▶ Your goal
Retype the whole listing verbatim and keep the pictures out of it.

▶ Input rows
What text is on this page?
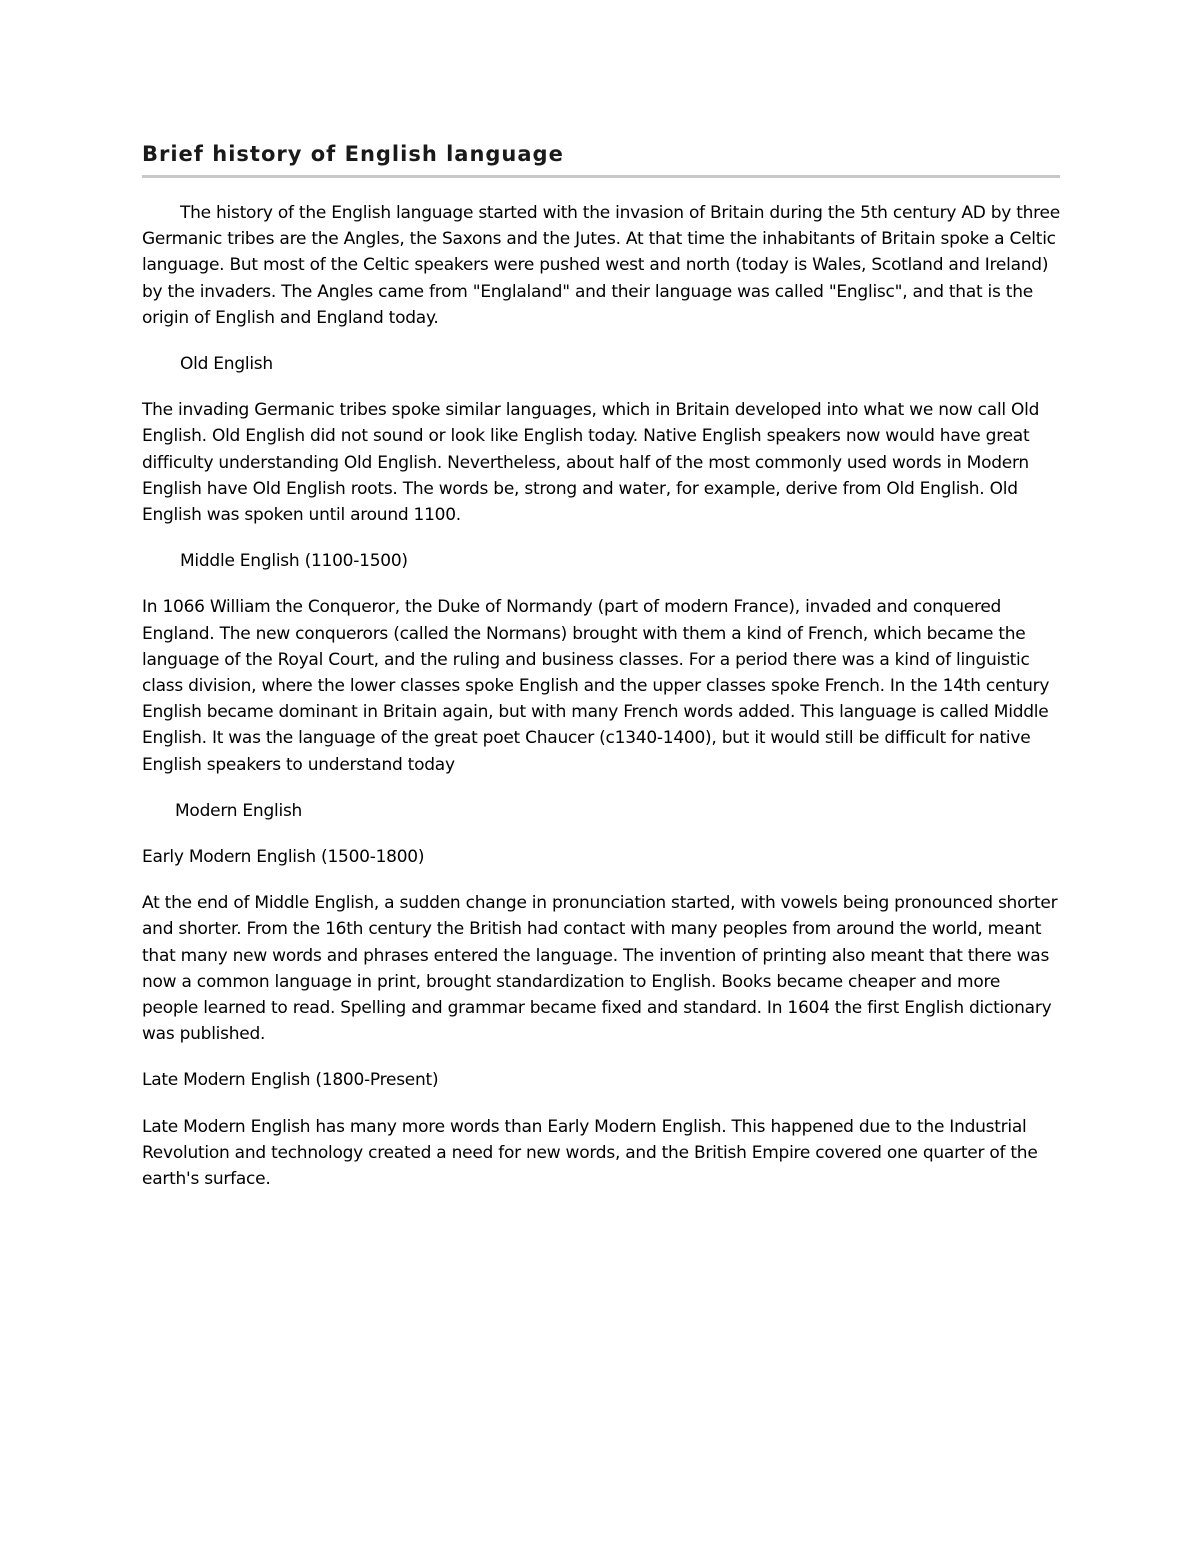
Brief history of English language

The history of the English language started with the invasion of Britain during the 5th century AD by three Germanic tribes are the Angles, the Saxons and the Jutes. At that time the inhabitants of Britain spoke a Celtic language. But most of the Celtic speakers were pushed west and north (today is Wales, Scotland and Ireland) by the invaders. The Angles came from "Englaland" and their language was called "Englisc", and that is the origin of English and England today.

Old English

The invading Germanic tribes spoke similar languages, which in Britain developed into what we now call Old English. Old English did not sound or look like English today. Native English speakers now would have great difficulty understanding Old English. Nevertheless, about half of the most commonly used words in Modern English have Old English roots. The words be, strong and water, for example, derive from Old English. Old English was spoken until around 1100.

Middle English (1100-1500)

In 1066 William the Conqueror, the Duke of Normandy (part of modern France), invaded and conquered England. The new conquerors (called the Normans) brought with them a kind of French, which became the language of the Royal Court, and the ruling and business classes. For a period there was a kind of linguistic class division, where the lower classes spoke English and the upper classes spoke French. In the 14th century English became dominant in Britain again, but with many French words added. This language is called Middle English. It was the language of the great poet Chaucer (c1340-1400), but it would still be difficult for native English speakers to understand today

Modern English

Early Modern English (1500-1800)

At the end of Middle English, a sudden change in pronunciation started, with vowels being pronounced shorter and shorter. From the 16th century the British had contact with many peoples from around the world, meant that many new words and phrases entered the language. The invention of printing also meant that there was now a common language in print, brought standardization to English. Books became cheaper and more people learned to read. Spelling and grammar became fixed and standard. In 1604 the first English dictionary was published.

Late Modern English (1800-Present)

Late Modern English has many more words than Early Modern English. This happened due to the Industrial Revolution and technology created a need for new words, and the British Empire covered one quarter of the earth's surface.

▶ Final result
What text is on this page?
Brief history of English language

The history of the English language started with the invasion of Britain during the 5th century AD by three Germanic tribes are the Angles, the Saxons and the Jutes. At that time the inhabitants of Britain spoke a Celtic language. But most of the Celtic speakers were pushed west and north (today is Wales, Scotland and Ireland) by the invaders. The Angles came from "Englaland" and their language was called "Englisc", and that is the origin of English and England today.

Old English

The invading Germanic tribes spoke similar languages, which in Britain developed into what we now call Old English. Old English did not sound or look like English today. Native English speakers now would have great difficulty understanding Old English. Nevertheless, about half of the most commonly used words in Modern English have Old English roots. The words be, strong and water, for example, derive from Old English. Old English was spoken until around 1100.

Middle English (1100-1500)

In 1066 William the Conqueror, the Duke of Normandy (part of modern France), invaded and conquered England. The new conquerors (called the Normans) brought with them a kind of French, which became the language of the Royal Court, and the ruling and business classes. For a period there was a kind of linguistic class division, where the lower classes spoke English and the upper classes spoke French. In the 14th century English became dominant in Britain again, but with many French words added. This language is called Middle English. It was the language of the great poet Chaucer (c1340-1400), but it would still be difficult for native English speakers to understand today

Modern English

Early Modern English (1500-1800)

At the end of Middle English, a sudden change in pronunciation started, with vowels being pronounced shorter and shorter. From the 16th century the British had contact with many peoples from around the world, meant that many new words and phrases entered the language. The invention of printing also meant that there was now a common language in print, brought standardization to English. Books became cheaper and more people learned to read. Spelling and grammar became fixed and standard. In 1604 the first English dictionary was published.

Late Modern English (1800-Present)

Late Modern English has many more words than Early Modern English. This happened due to the Industrial Revolution and technology created a need for new words, and the British Empire covered one quarter of the earth's surface.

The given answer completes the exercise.